■ **Stated problem**
Please quote the material exactly, every line of it.

Structured figure records
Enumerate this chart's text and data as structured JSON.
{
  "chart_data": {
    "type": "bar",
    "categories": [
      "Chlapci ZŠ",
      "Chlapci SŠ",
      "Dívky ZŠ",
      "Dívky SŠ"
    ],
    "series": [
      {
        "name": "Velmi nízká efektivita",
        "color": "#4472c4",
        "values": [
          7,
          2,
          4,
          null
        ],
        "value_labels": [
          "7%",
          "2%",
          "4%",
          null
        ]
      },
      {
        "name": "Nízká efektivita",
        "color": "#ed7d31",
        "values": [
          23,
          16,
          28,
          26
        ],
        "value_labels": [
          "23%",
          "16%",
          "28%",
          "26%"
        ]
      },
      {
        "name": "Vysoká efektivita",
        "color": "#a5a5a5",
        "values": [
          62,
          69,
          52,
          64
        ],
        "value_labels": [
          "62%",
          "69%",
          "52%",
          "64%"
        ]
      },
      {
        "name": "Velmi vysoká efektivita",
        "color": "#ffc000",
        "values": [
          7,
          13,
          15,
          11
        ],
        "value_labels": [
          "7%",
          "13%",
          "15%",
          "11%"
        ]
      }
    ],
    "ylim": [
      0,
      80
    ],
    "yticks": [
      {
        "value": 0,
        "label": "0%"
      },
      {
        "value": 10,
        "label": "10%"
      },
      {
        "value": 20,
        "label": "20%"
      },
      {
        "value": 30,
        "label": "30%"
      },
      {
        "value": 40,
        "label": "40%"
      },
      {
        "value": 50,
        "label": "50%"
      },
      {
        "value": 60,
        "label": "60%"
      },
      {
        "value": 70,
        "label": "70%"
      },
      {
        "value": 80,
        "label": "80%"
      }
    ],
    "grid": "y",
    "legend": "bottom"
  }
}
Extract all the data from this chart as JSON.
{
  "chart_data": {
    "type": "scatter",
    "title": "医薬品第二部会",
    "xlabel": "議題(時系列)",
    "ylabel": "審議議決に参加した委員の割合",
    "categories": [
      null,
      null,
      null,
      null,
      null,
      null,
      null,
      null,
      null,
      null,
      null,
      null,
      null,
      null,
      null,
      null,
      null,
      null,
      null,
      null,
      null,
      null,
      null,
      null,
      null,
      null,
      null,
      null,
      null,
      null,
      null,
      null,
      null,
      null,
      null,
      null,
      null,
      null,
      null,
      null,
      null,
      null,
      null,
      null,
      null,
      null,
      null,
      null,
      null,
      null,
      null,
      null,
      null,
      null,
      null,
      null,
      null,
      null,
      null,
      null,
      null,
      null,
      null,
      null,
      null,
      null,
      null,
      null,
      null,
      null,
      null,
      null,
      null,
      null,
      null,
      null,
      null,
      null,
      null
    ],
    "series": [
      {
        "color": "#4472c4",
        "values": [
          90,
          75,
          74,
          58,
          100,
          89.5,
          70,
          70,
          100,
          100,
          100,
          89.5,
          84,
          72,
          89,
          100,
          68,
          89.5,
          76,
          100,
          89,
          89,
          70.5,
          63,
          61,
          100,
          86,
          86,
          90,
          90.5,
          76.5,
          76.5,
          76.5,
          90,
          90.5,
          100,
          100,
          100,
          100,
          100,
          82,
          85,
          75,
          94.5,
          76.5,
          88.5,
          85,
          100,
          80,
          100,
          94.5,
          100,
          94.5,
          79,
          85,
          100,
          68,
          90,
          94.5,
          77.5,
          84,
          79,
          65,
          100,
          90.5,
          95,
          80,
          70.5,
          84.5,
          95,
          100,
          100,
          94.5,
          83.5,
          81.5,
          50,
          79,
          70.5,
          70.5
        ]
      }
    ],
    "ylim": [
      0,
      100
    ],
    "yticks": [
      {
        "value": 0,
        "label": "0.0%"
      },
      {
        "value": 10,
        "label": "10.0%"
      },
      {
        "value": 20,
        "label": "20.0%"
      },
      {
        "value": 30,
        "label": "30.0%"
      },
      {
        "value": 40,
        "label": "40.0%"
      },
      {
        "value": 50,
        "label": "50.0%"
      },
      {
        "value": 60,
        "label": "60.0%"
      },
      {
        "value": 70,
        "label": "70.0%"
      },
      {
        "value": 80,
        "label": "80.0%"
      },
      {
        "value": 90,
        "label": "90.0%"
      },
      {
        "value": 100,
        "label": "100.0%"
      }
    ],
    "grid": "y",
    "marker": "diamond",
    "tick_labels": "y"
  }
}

■ **Answer below**
Enumerate this chart's text and data as structured JSON.
{
  "chart_data": {
    "type": "bar",
    "categories": [
      "Chlapci ZŠ",
      "Chlapci SŠ",
      "Dívky ZŠ",
      "Dívky SŠ"
    ],
    "series": [
      {
        "name": "Velmi nízká efektivita",
        "color": "#4472c4",
        "values": [
          7,
          2,
          4,
          null
        ],
        "value_labels": [
          "7%",
          "2%",
          "4%",
          null
        ]
      },
      {
        "name": "Nízká efektivita",
        "color": "#ed7d31",
        "values": [
          23,
          16,
          28,
          26
        ],
        "value_labels": [
          "23%",
          "16%",
          "28%",
          "26%"
        ]
      },
      {
        "name": "Vysoká efektivita",
        "color": "#a5a5a5",
        "values": [
          62,
          69,
          52,
          64
        ],
        "value_labels": [
          "62%",
          "69%",
          "52%",
          "64%"
        ]
      },
      {
        "name": "Velmi vysoká efektivita",
        "color": "#ffc000",
        "values": [
          7,
          13,
          15,
          11
        ],
        "value_labels": [
          "7%",
          "13%",
          "15%",
          "11%"
        ]
      }
    ],
    "ylim": [
      0,
      80
    ],
    "yticks": [
      {
        "value": 0,
        "label": "0%"
      },
      {
        "value": 10,
        "label": "10%"
      },
      {
        "value": 20,
        "label": "20%"
      },
      {
        "value": 30,
        "label": "30%"
      },
      {
        "value": 40,
        "label": "40%"
      },
      {
        "value": 50,
        "label": "50%"
      },
      {
        "value": 60,
        "label": "60%"
      },
      {
        "value": 70,
        "label": "70%"
      },
      {
        "value": 80,
        "label": "80%"
      }
    ],
    "grid": "y",
    "legend": "bottom"
  }
}
Extract all the data from this chart as JSON.
{
  "chart_data": {
    "type": "scatter",
    "title": "医薬品第二部会",
    "xlabel": "議題(時系列)",
    "ylabel": "審議議決に参加した委員の割合",
    "categories": [
      null,
      null,
      null,
      null,
      null,
      null,
      null,
      null,
      null,
      null,
      null,
      null,
      null,
      null,
      null,
      null,
      null,
      null,
      null,
      null,
      null,
      null,
      null,
      null,
      null,
      null,
      null,
      null,
      null,
      null,
      null,
      null,
      null,
      null,
      null,
      null,
      null,
      null,
      null,
      null,
      null,
      null,
      null,
      null,
      null,
      null,
      null,
      null,
      null,
      null,
      null,
      null,
      null,
      null,
      null,
      null,
      null,
      null,
      null,
      null,
      null,
      null,
      null,
      null,
      null,
      null,
      null,
      null,
      null,
      null,
      null,
      null,
      null,
      null,
      null,
      null,
      null,
      null,
      null
    ],
    "series": [
      {
        "color": "#4472c4",
        "values": [
          90,
          75,
          74,
          58,
          100,
          89.5,
          70,
          70,
          100,
          100,
          100,
          89.5,
          84,
          72,
          89,
          100,
          68,
          89.5,
          76,
          100,
          89,
          89,
          70.5,
          63,
          61,
          100,
          86,
          86,
          90,
          90.5,
          76.5,
          76.5,
          76.5,
          90,
          90.5,
          100,
          100,
          100,
          100,
          100,
          82,
          85,
          75,
          94.5,
          76.5,
          88.5,
          85,
          100,
          80,
          100,
          94.5,
          100,
          94.5,
          79,
          85,
          100,
          68,
          90,
          94.5,
          77.5,
          84,
          79,
          65,
          100,
          90.5,
          95,
          80,
          70.5,
          84.5,
          95,
          100,
          100,
          94.5,
          83.5,
          81.5,
          50,
          79,
          70.5,
          70.5
        ]
      }
    ],
    "ylim": [
      0,
      100
    ],
    "yticks": [
      {
        "value": 0,
        "label": "0.0%"
      },
      {
        "value": 10,
        "label": "10.0%"
      },
      {
        "value": 20,
        "label": "20.0%"
      },
      {
        "value": 30,
        "label": "30.0%"
      },
      {
        "value": 40,
        "label": "40.0%"
      },
      {
        "value": 50,
        "label": "50.0%"
      },
      {
        "value": 60,
        "label": "60.0%"
      },
      {
        "value": 70,
        "label": "70.0%"
      },
      {
        "value": 80,
        "label": "80.0%"
      },
      {
        "value": 90,
        "label": "90.0%"
      },
      {
        "value": 100,
        "label": "100.0%"
      }
    ],
    "grid": "y",
    "marker": "diamond",
    "tick_labels": "y"
  }
}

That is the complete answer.